TASK GOAL
From the listing below, pull each line that includes "Akkermansia".

RECORDS SUPPLIED
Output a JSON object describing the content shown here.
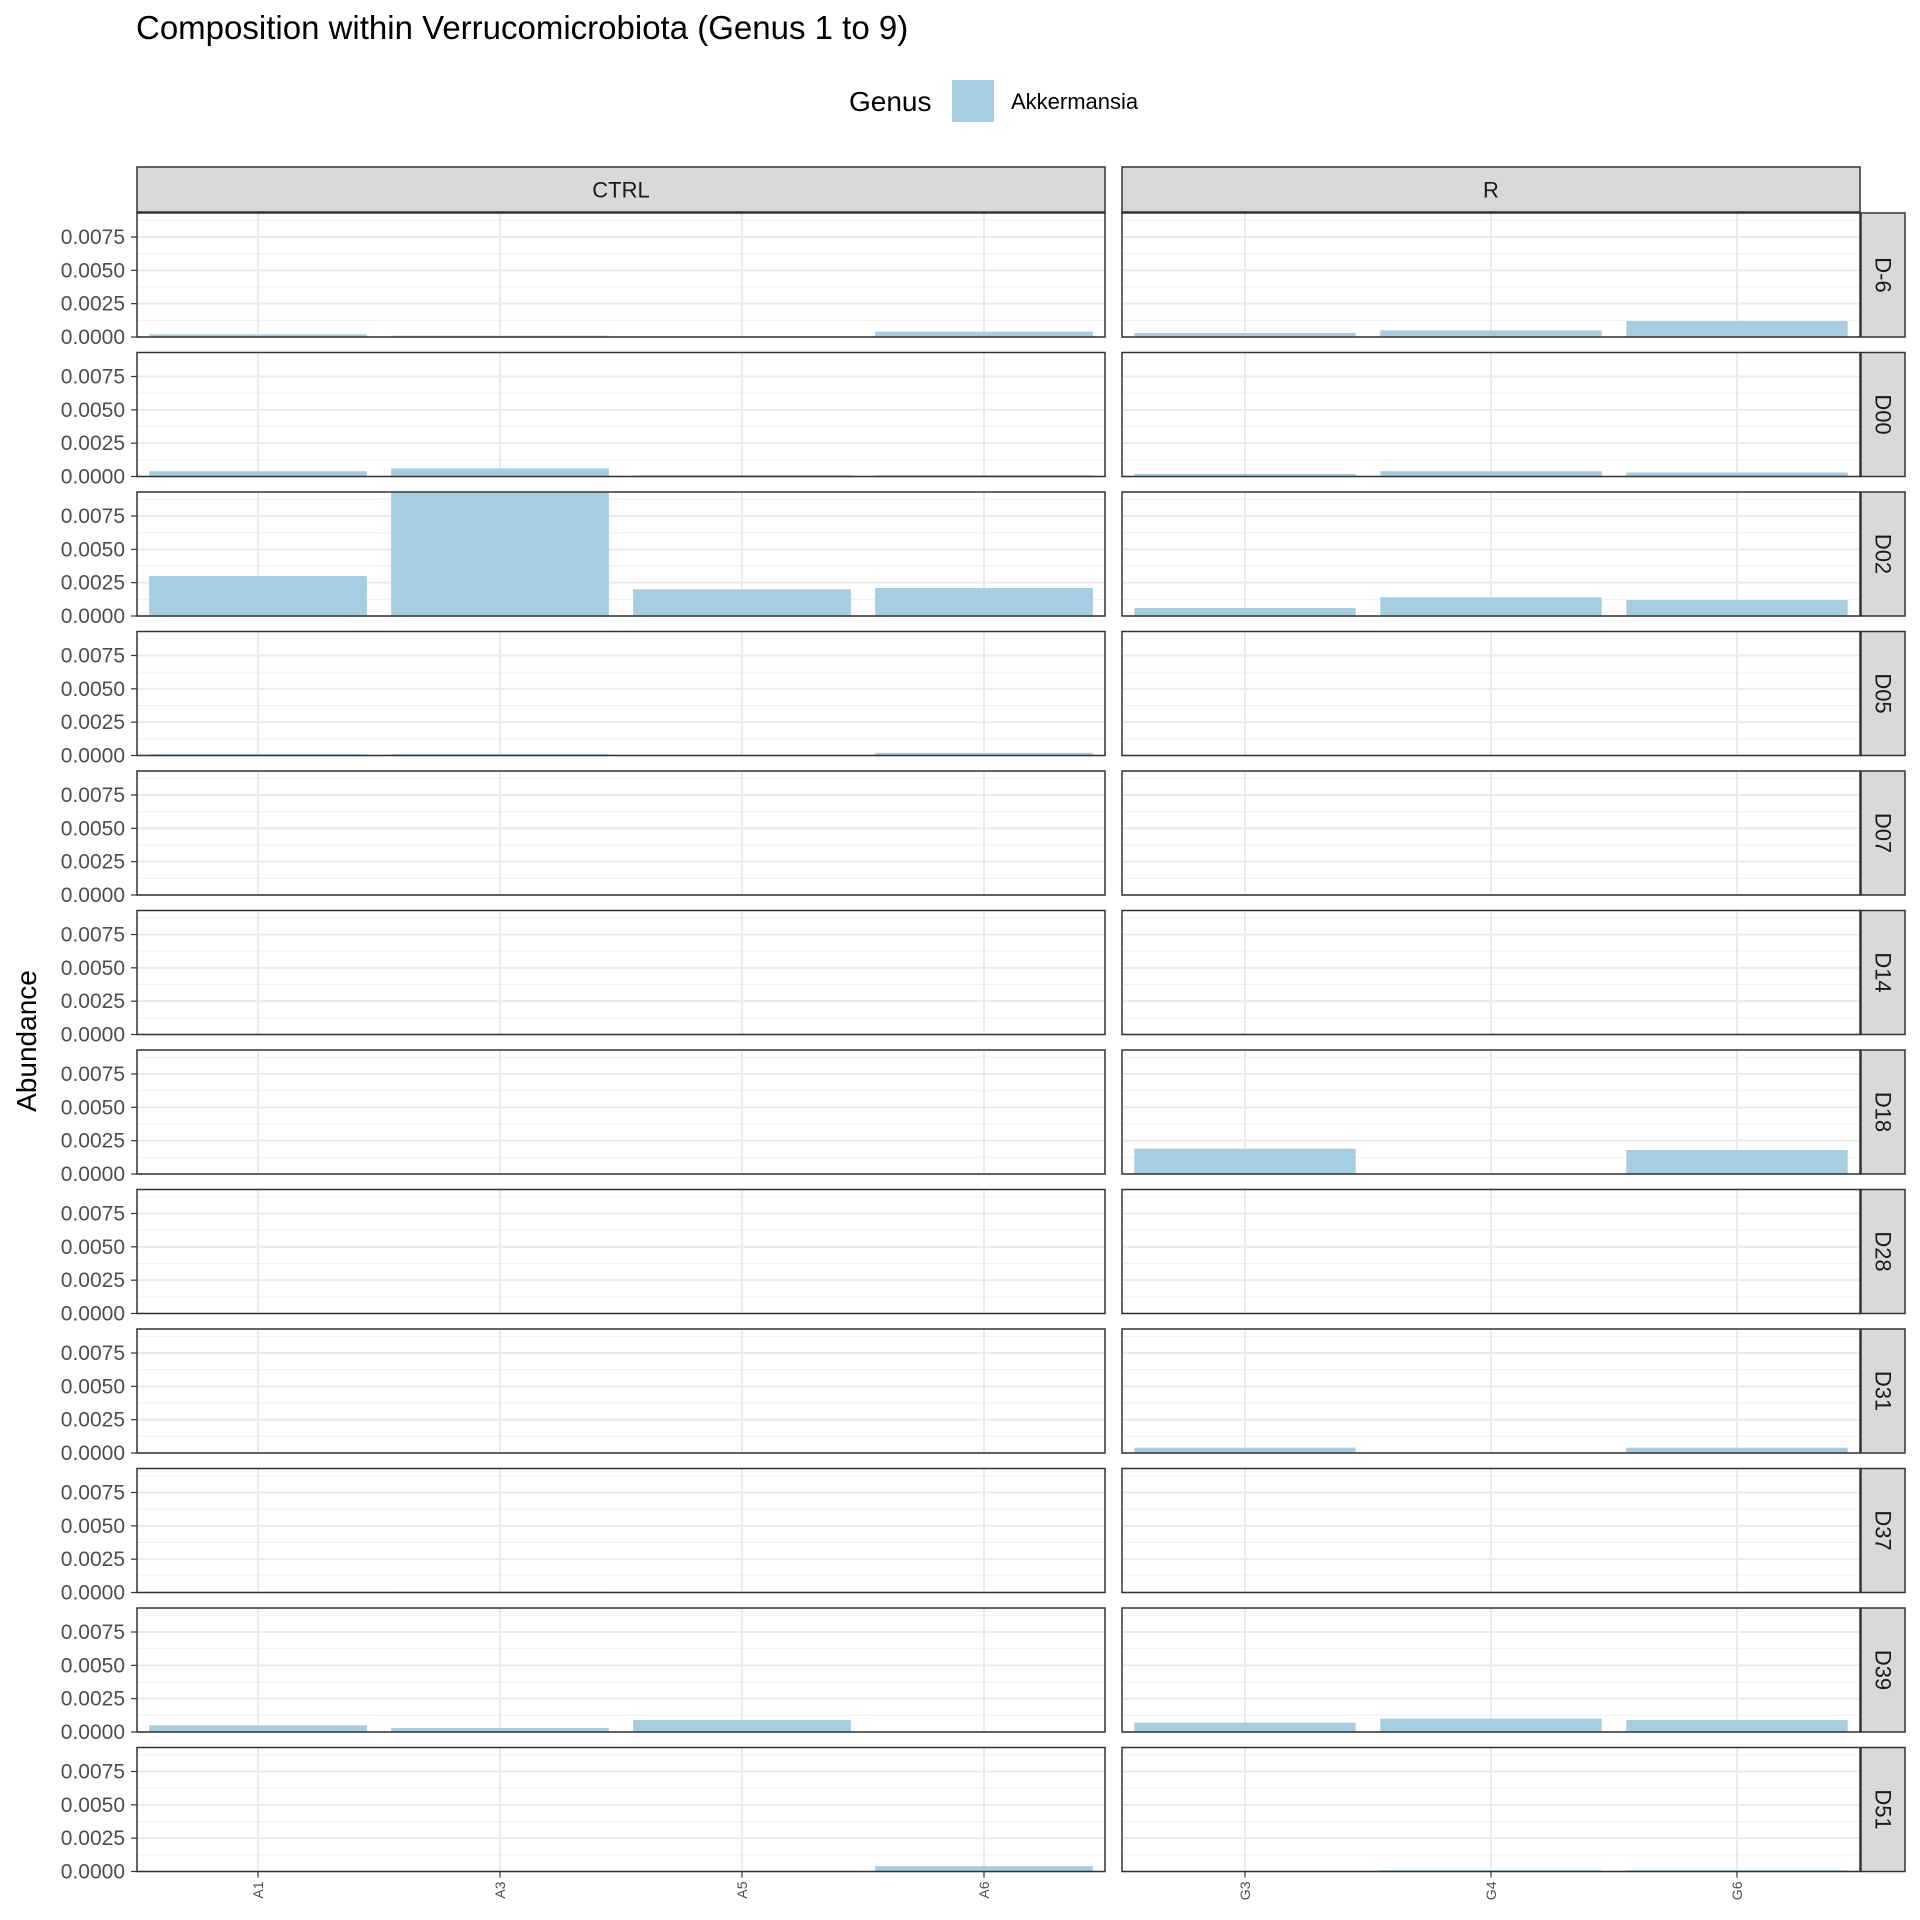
{
  "chart_data": {
    "type": "bar",
    "title": "Composition within Verrucomicrobiota (Genus 1 to 9)",
    "ylabel": "Abundance",
    "xlabel": "",
    "legend": {
      "title": "Genus",
      "position": "top",
      "items": [
        {
          "name": "Akkermansia",
          "color": "#a6cee3"
        }
      ]
    },
    "ylim": [
      0,
      0.0093
    ],
    "yticks": [
      0,
      0.0025,
      0.005,
      0.0075
    ],
    "ytick_labels": [
      "0.0000",
      "0.0025",
      "0.0050",
      "0.0075"
    ],
    "grid": true,
    "columns": [
      {
        "name": "CTRL",
        "categories": [
          "A1",
          "A3",
          "A5",
          "A6"
        ]
      },
      {
        "name": "R",
        "categories": [
          "G3",
          "G4",
          "G6"
        ]
      }
    ],
    "rows": [
      "D-6",
      "D00",
      "D02",
      "D05",
      "D07",
      "D14",
      "D18",
      "D28",
      "D31",
      "D37",
      "D39",
      "D51"
    ],
    "series": [
      {
        "name": "Akkermansia",
        "values": {
          "CTRL": [
            [
              0.0002,
              0.0001,
              3e-05,
              0.0004
            ],
            [
              0.0004,
              0.0006,
              0.0001,
              0.0001
            ],
            [
              0.003,
              0.0095,
              0.002,
              0.0021
            ],
            [
              0.0001,
              0.0001,
              0.0,
              0.0002
            ],
            [
              5e-05,
              0.0,
              0.0,
              0.0
            ],
            [
              0.0,
              0.0,
              0.0,
              0.0
            ],
            [
              0.0,
              0.0,
              0.0,
              0.0
            ],
            [
              0.0,
              0.0,
              0.0,
              0.0
            ],
            [
              0.0,
              0.0,
              0.0,
              0.0
            ],
            [
              0.0,
              5e-05,
              0.0,
              0.0
            ],
            [
              0.0005,
              0.0003,
              0.0009,
              0.0
            ],
            [
              0.0,
              5e-05,
              0.0,
              0.0004
            ]
          ],
          "R": [
            [
              0.0003,
              0.0005,
              0.0012
            ],
            [
              0.0002,
              0.0004,
              0.0003
            ],
            [
              0.0006,
              0.0014,
              0.0012
            ],
            [
              0.0,
              0.0,
              0.0
            ],
            [
              0.0,
              0.0,
              0.0
            ],
            [
              0.0,
              0.0,
              0.0
            ],
            [
              0.0019,
              0.0,
              0.0018
            ],
            [
              0.0,
              0.0,
              0.0
            ],
            [
              0.0004,
              5e-05,
              0.0004
            ],
            [
              0.0,
              0.0,
              0.0
            ],
            [
              0.0007,
              0.001,
              0.0009
            ],
            [
              0.0,
              0.0001,
              0.0001
            ]
          ]
        }
      }
    ]
  }
}
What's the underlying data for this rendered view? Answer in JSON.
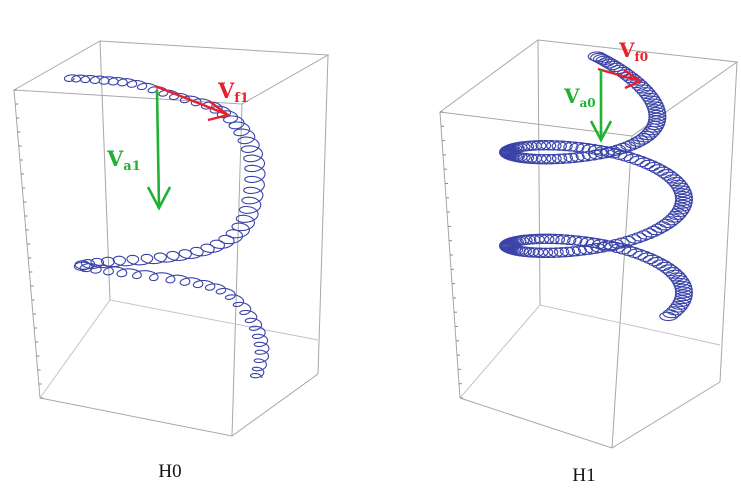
{
  "panels": [
    {
      "caption": "H0",
      "vf": {
        "main": "V",
        "sub": "f1"
      },
      "va": {
        "main": "V",
        "sub": "a1"
      }
    },
    {
      "caption": "H1",
      "vf": {
        "main": "V",
        "sub": "f0"
      },
      "va": {
        "main": "V",
        "sub": "a0"
      }
    }
  ],
  "colors": {
    "coil": "#3a44a8",
    "vf_arrow": "#e8202a",
    "va_arrow": "#22b233",
    "box": "#a8a8a8"
  }
}
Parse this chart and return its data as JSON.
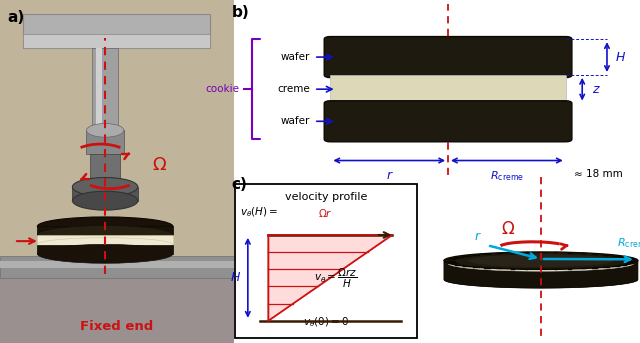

SOLUTION BELOW
          "name": "Akkermansia",
        "name": "Akkermansia",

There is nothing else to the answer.